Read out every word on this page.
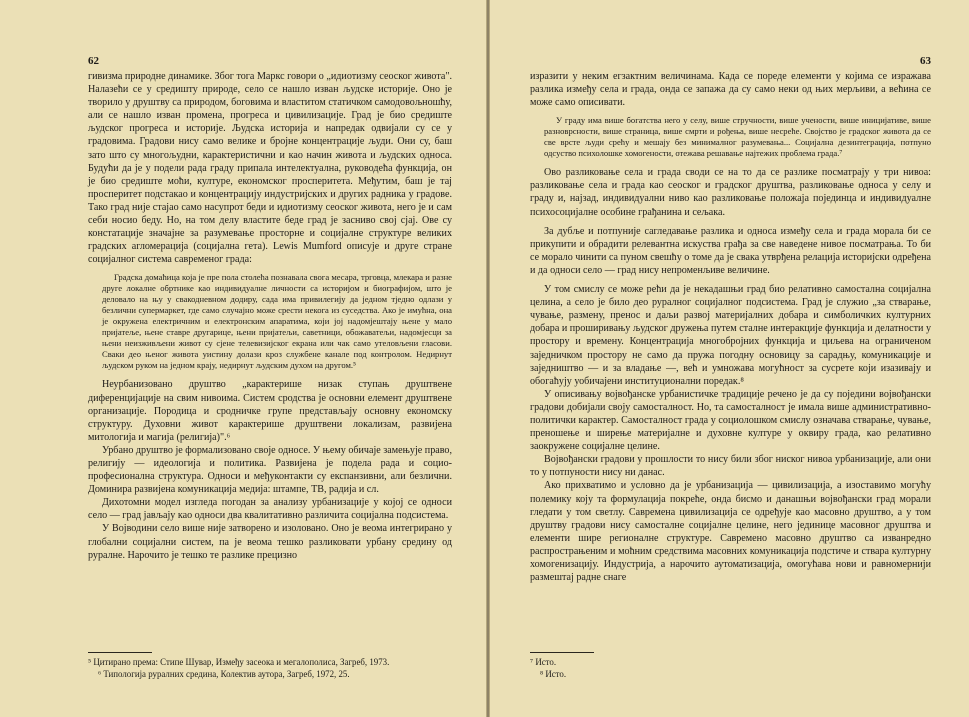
62

гивизма природне динамике. Због тога Маркс говори о „идиотизму сеоског живота". Налазећи се у средишту природе, село се нашло изван људске историје. Оно је творило у друштву са природом, боговима и властитом статичком самодовољношћу, али се нашло изван промена, прогреса и цивилизације. Град је био средиште људског прогреса и историје. Људска историја и напредак одвијали су се у градовима. Градови нису само велике и бројне концентрације људи. Они су, баш зато што су многољудни, карактеристични и као начин живота и људских односа. Будући да је у подели рада граду припала интелектуална, руководећа функција, он је био средиште моћи, културе, економског просперитета. Међутим, баш је тај просперитет подстакао и концентрацију индустријских и других радника у градове. Тако град није стајао само насупрот беди и идиотизму сеоског живота, него је и сам себи носио беду. Но, на том делу властите беде град је засниво свој сјај. Ове су констатације значајне за разумевање просторне и социјалне структуре великих градских агломерација (социјална гета). Lewis Mumford описује и друге стране социјалног система савременог града:

Градска домаћица која је пре пола столећа познавала свога месара, трговца, млекара и разне друге локалне обртнике као индивидуалне личности са историјом и биографијом, што је деловало на њу у свакодневном додиру, сада има привилегију да једном тједно одлази у безлични супермаркет, где само случајно може срести некога из суседства. Ако је имућна, она је окружена електричним и електронским апаратима, који јој надомјештају њене у мало пријатеље, њене ставре другарице, њени пријатељи, саветници, обожаватељи, надомјесци за њени неизживљени живот су сјене телевизијског екрана или чак само утеловљени гласови. Сваки део њеног живота уистину долази кроз службене канале под контролом. Недирнут људском руком на једном крају, недирнут људским духом на другом.⁵

Неурбанизовано друштво „карактерише низак ступањ друштвене диференцијације на свим нивоима. Систем сродства је основни елемент друштвене организације. Породица и сродничке групе представљају основну економску структуру. Духовни живот карактерише друштвени локализам, развијена митологија и магија (религија)".⁶

Урбано друштво је формализовано своје односе. У њему обичаје замењује право, религију — идеологија и политика. Развијена је подела рада и социо-професионална структура. Односи и међуконтакти су експанзивни, али безлични. Доминира развијена комуникација медија: штампе, ТВ, радија и сл.

Дихотомни модел изгледа погодан за анализу урбанизације у којој се односи село — град јављају као односи два квалитативно различита социјална подсистема.

У Војводини село више није затворено и изоловано. Оно је веома интегрирано у глобални социјални систем, па је веома тешко разликовати урбану средину од руралне. Нарочито је тешко те разлике прецизно

⁵ Цитирано према: Стипе Шувар, Између засеока и мегалополиса, Загреб, 1973.

⁶ Типологија руралних средина, Колектив аутора, Загреб, 1972, 25.

63

изразити у неким егзактним величинама. Када се пореде елементи у којима се изражава разлика између села и града, онда се запажа да су само неки од њих мерљиви, а већина се може само описивати.

У граду има више богатства него у селу, више стручности, више учености, више иницијативе, више разноврсности, више страница, више смрти и рођења, више несреће. Својство је градског живота да се све врсте људи срећу и мешају без минималног разумевања... Социјална дезинтеграција, потпуно одсуство психолошке хомогености, отежава решавање најтежих проблема града.⁷

Ово разликовање села и града своди се на то да се разлике посматрају у три нивоа: разликовање села и града као сеоског и градског друштва, разликовање односа у селу и граду и, најзад, индивидуални ниво као разликовање положаја појединца и индивидуалне психосоцијалне особине грађанина и сељака.

За дубље и потпуније сагледавање разлика и односа између села и града морала би се прикупити и обрадити релевантна искуства грађа за све наведене нивое посматрања. То би се морало чинити са пуном свешћу о томе да је свака утврђена релација историјски одређена и да односи село — град нису непроменљиве величине.

У том смислу се може рећи да је некадашњи град био релативно самостална социјална целина, а село је било део руралног социјалног подсистема. Град је служио „за стварање, чување, размену, пренос и даљи развој материјалних добара и симболичких културних добара и проширивању људског дружења путем сталне интеракције функција и делатности у простору и времену. Концентрација многобројних функција и циљева на ограниченом заједничком простору не само да пружа погодну основицу за сарадњу, комуникације и заједништво — и за владање —, већ и умножава могућност за сусрете који изазивају и обогаћују уобичајени институционални поредак.⁸

У описивању војвођанске урбанистичке традиције речено је да су поједини војвођански градови добијали своју самосталност. Но, та самосталност је имала више административно-политички карактер. Самосталност града у социолошком смислу означава стварање, чување, преношење и ширење материјалне и духовне културе у оквиру града, као релативно заокружене социјалне целине.

Војвођански градови у прошлости то нису били због ниског нивоа урбанизације, али они то у потпуности нису ни данас.

Ако прихватимо и условно да је урбанизација — цивилизација, а изоставимо могућу полемику коју та формулација покреће, онда бисмо и данашњи војвођански град морали гледати у том светлу. Савремена цивилизација се одређује као масовно друштво, а у том друштву градови нису самосталне социјалне целине, него јединице масовног друштва и елементи шире регионалне структуре. Савремено масовно друштво са изванредно распрострањеним и моћним средствима масовних комуникација подстиче и ствара културну хомогенизацију. Индустрија, а нарочито аутоматизација, омогућава нови и равномернији размештај радне снаге

⁷ Исто.

⁸ Исто.
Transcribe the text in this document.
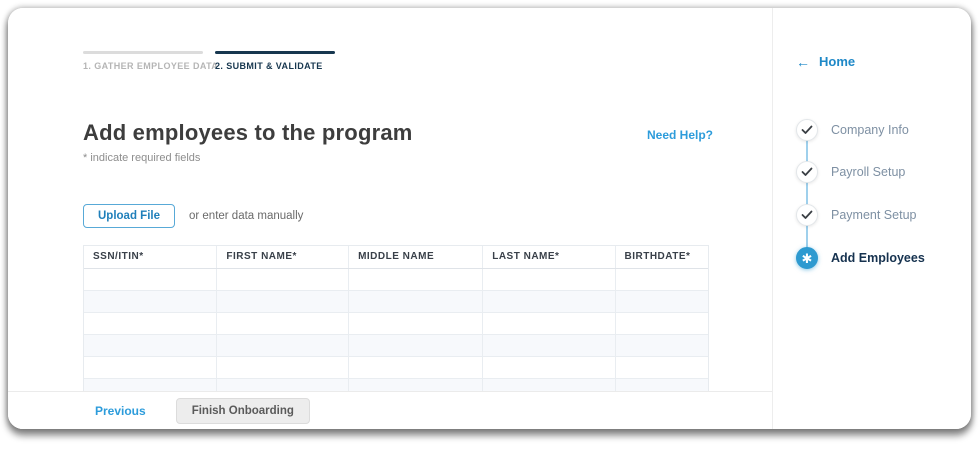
1. GATHER EMPLOYEE DATA
2. SUBMIT & VALIDATE
Add employees to the program
* indicate required fields
Need Help?
Upload File	or enter data manually
SSN/ITIN*	FIRST NAME*	MIDDLE NAME	LAST NAME*	BIRTHDATE*

Previous	Finish Onboarding
← Home
Company Info
Payroll Setup
Payment Setup
✱ Add Employees
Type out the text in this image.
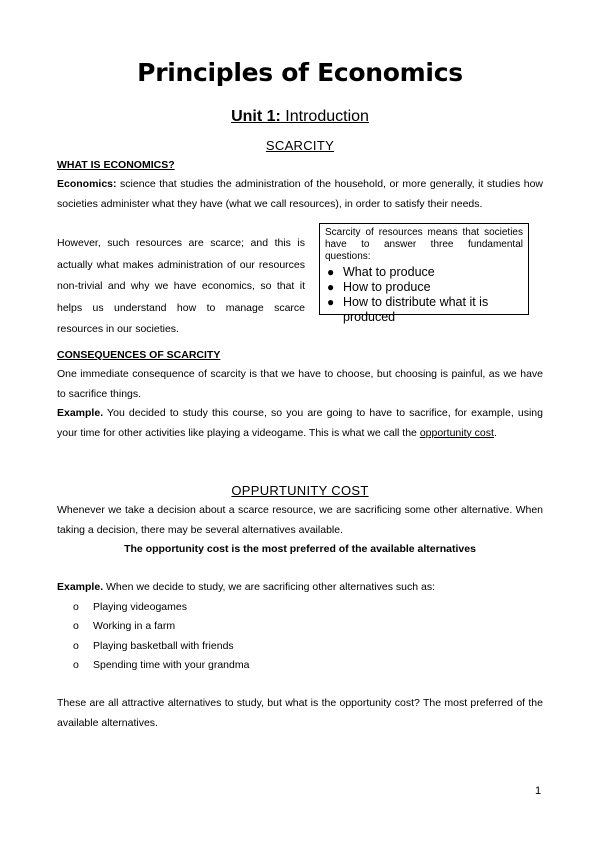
Principles of Economics
Unit 1: Introduction
SCARCITY
WHAT IS ECONOMICS?

Economics: science that studies the administration of the household, or more generally, it studies how societies administer what they have (what we call resources), in order to satisfy their needs.

However, such resources are scarce; and this is actually what makes administration of our resources non-trivial and why we have economics, so that it helps us understand how to manage scarce resources in our societies.

Scarcity of resources means that societies have to answer three fundamental questions:

● What to produce
● How to produce
● How to distribute what it is produced
CONSEQUENCES OF SCARCITY

One immediate consequence of scarcity is that we have to choose, but choosing is painful, as we have to sacrifice things.

Example. You decided to study this course, so you are going to have to sacrifice, for example, using your time for other activities like playing a videogame. This is what we call the opportunity cost.

OPPURTUNITY COST

Whenever we take a decision about a scarce resource, we are sacrificing some other alternative. When taking a decision, there may be several alternatives available.

The opportunity cost is the most preferred of the available alternatives

Example. When we decide to study, we are sacrificing other alternatives such as:

o Playing videogames
o Working in a farm
o Playing basketball with friends
o Spending time with your grandma

These are all attractive alternatives to study, but what is the opportunity cost? The most preferred of the available alternatives.

1
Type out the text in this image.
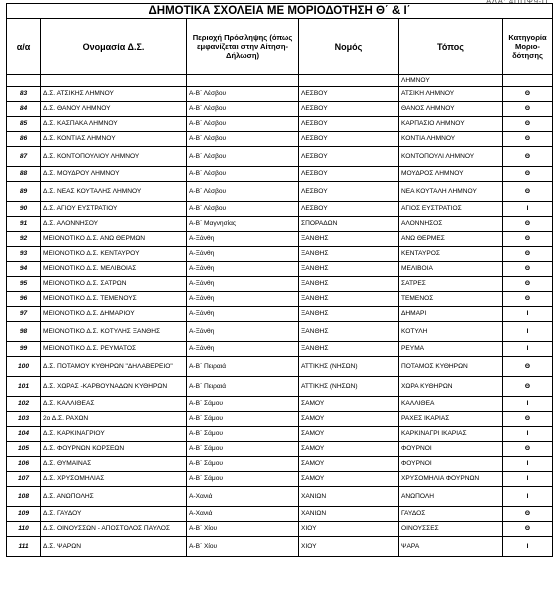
ΑΔΑ: 4ΠΠΨ9-Π
ΔΗΜΟΤΙΚΑ ΣΧΟΛΕΙΑ ΜΕ ΜΟΡΙΟΔΟΤΗΣΗ Θ΄ & Ι΄					
α/α	Ονομασία Δ.Σ.	Περιοχή Πρόσληψης (όπως εμφανίζεται στην Αίτηση-Δήλωση)	Νομός	Τόπος	Κατηγορία Μοριο-δότησης
				ΛΗΜΝΟΥ	
83	Δ.Σ. ΑΤΣΙΚΗΣ ΛΗΜΝΟΥ	Α-Β΄ Λέσβου	ΛΕΣΒΟΥ	ΑΤΣΙΚΗ ΛΗΜΝΟΥ	Θ
84	Δ.Σ. ΘΑΝΟΥ ΛΗΜΝΟΥ	Α-Β΄ Λέσβου	ΛΕΣΒΟΥ	ΘΑΝΟΣ ΛΗΜΝΟΥ	Θ
85	Δ.Σ. ΚΑΣΠΑΚΑ ΛΗΜΝΟΥ	Α-Β΄ Λέσβου	ΛΕΣΒΟΥ	ΚΑΡΠΑΣΙΟ ΛΗΜΝΟΥ	Θ
86	Δ.Σ. ΚΟΝΤΙΑΣ ΛΗΜΝΟΥ	Α-Β΄ Λέσβου	ΛΕΣΒΟΥ	ΚΟΝΤΙΑ ΛΗΜΝΟΥ	Θ
87	Δ.Σ. ΚΟΝΤΟΠΟΥΛΙΟΥ ΛΗΜΝΟΥ	Α-Β΄ Λέσβου	ΛΕΣΒΟΥ	ΚΟΝΤΟΠΟΥΛΙ ΛΗΜΝΟΥ	Θ
88	Δ.Σ. ΜΟΥΔΡΟΥ ΛΗΜΝΟΥ	Α-Β΄ Λέσβου	ΛΕΣΒΟΥ	ΜΟΥΔΡΟΣ ΛΗΜΝΟΥ	Θ
89	Δ.Σ. ΝΕΑΣ ΚΟΥΤΑΛΗΣ ΛΗΜΝΟΥ	Α-Β΄ Λέσβου	ΛΕΣΒΟΥ	ΝΕΑ ΚΟΥΤΑΛΗ ΛΗΜΝΟΥ	Θ
90	Δ.Σ. ΑΓΙΟΥ ΕΥΣΤΡΑΤΙΟΥ	Α-Β΄ Λέσβου	ΛΕΣΒΟΥ	ΑΓΙΟΣ ΕΥΣΤΡΑΤΙΟΣ	Ι
91	Δ.Σ. ΑΛΟΝΝΗΣΟΥ	Α-Β΄ Μαγνησίας	ΣΠΟΡΑΔΩΝ	ΑΛΟΝΝΗΣΟΣ	Θ
92	ΜΕΙΟΝΟΤΙΚΟ Δ.Σ. ΑΝΩ ΘΕΡΜΩΝ	Α-Ξάνθη	ΞΑΝΘΗΣ	ΑΝΩ ΘΕΡΜΕΣ	Θ
93	ΜΕΙΟΝΟΤΙΚΟ Δ.Σ. ΚΕΝΤΑΥΡΟΥ	Α-Ξάνθη	ΞΑΝΘΗΣ	ΚΕΝΤΑΥΡΟΣ	Θ
94	ΜΕΙΟΝΟΤΙΚΟ Δ.Σ. ΜΕΛΙΒΟΙΑΣ	Α-Ξάνθη	ΞΑΝΘΗΣ	ΜΕΛΙΒΟΙΑ	Θ
95	ΜΕΙΟΝΟΤΙΚΟ Δ.Σ. ΣΑΤΡΩΝ	Α-Ξάνθη	ΞΑΝΘΗΣ	ΣΑΤΡΕΣ	Θ
96	ΜΕΙΟΝΟΤΙΚΟ Δ.Σ. ΤΕΜΕΝΟΥΣ	Α-Ξάνθη	ΞΑΝΘΗΣ	ΤΕΜΕΝΟΣ	Θ
97	ΜΕΙΟΝΟΤΙΚΟ Δ.Σ. ΔΗΜΑΡΙΟΥ	Α-Ξάνθη	ΞΑΝΘΗΣ	ΔΗΜΑΡΙ	Ι
98	ΜΕΙΟΝΟΤΙΚΟ Δ.Σ. ΚΟΤΥΛΗΣ ΞΑΝΘΗΣ	Α-Ξάνθη	ΞΑΝΘΗΣ	ΚΟΤΥΛΗ	Ι
99	ΜΕΙΟΝΟΤΙΚΟ Δ.Σ. ΡΕΥΜΑΤΟΣ	Α-Ξάνθη	ΞΑΝΘΗΣ	ΡΕΥΜΑ	Ι
100	Δ.Σ. ΠΟΤΑΜΟΥ ΚΥΘΗΡΩΝ "ΔΗΛΑΒΕΡΕΙΟ"	Α-Β΄ Πειραιά	ΑΤΤΙΚΗΣ (ΝΗΣΩΝ)	ΠΟΤΑΜΟΣ ΚΥΘΗΡΩΝ	Θ
101	Δ.Σ. ΧΩΡΑΣ -ΚΑΡΒΟΥΝΑΔΩΝ ΚΥΘΗΡΩΝ	Α-Β΄ Πειραιά	ΑΤΤΙΚΗΣ (ΝΗΣΩΝ)	ΧΩΡΑ ΚΥΘΗΡΩΝ	Θ
102	Δ.Σ. ΚΑΛΛΙΘΕΑΣ	Α-Β΄ Σάμου	ΣΑΜΟΥ	ΚΑΛΛΙΘΕΑ	Ι
103	2ο Δ.Σ. ΡΑΧΩΝ	Α-Β΄ Σάμου	ΣΑΜΟΥ	ΡΑΧΕΣ ΙΚΑΡΙΑΣ	Θ
104	Δ.Σ. ΚΑΡΚΙΝΑΓΡΙΟΥ	Α-Β΄ Σάμου	ΣΑΜΟΥ	ΚΑΡΚΙΝΑΓΡΙ ΙΚΑΡΙΑΣ	Ι
105	Δ.Σ. ΦΟΥΡΝΩΝ ΚΟΡΣΕΩΝ	Α-Β΄ Σάμου	ΣΑΜΟΥ	ΦΟΥΡΝΟΙ	Θ
106	Δ.Σ. ΘΥΜΑΙΝΑΣ	Α-Β΄ Σάμου	ΣΑΜΟΥ	ΦΟΥΡΝΟΙ	Ι
107	Δ.Σ. ΧΡΥΣΟΜΗΛΙΑΣ	Α-Β΄ Σάμου	ΣΑΜΟΥ	ΧΡΥΣΟΜΗΛΙΑ ΦΟΥΡΝΩΝ	Ι
108	Δ.Σ. ΑΝΩΠΟΛΗΣ	Α-Χανιά	ΧΑΝΙΩΝ	ΑΝΩΠΟΛΗ	Ι
109	Δ.Σ. ΓΑΥΔΟΥ	Α-Χανιά	ΧΑΝΙΩΝ	ΓΑΥΔΟΣ	Θ
110	Δ.Σ. ΟΙΝΟΥΣΣΩΝ - ΑΠΟΣΤΟΛΟΣ ΠΑΥΛΟΣ	Α-Β΄ Χίου	ΧΙΟΥ	ΟΙΝΟΥΣΣΕΣ	Θ
111	Δ.Σ. ΨΑΡΩΝ	Α-Β΄ Χίου	ΧΙΟΥ	ΨΑΡΑ	Ι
---
(Written task)
Check each line of the data above for the word "your" and say how many lines contain it, giving nothing besides the number.

(Written response)
2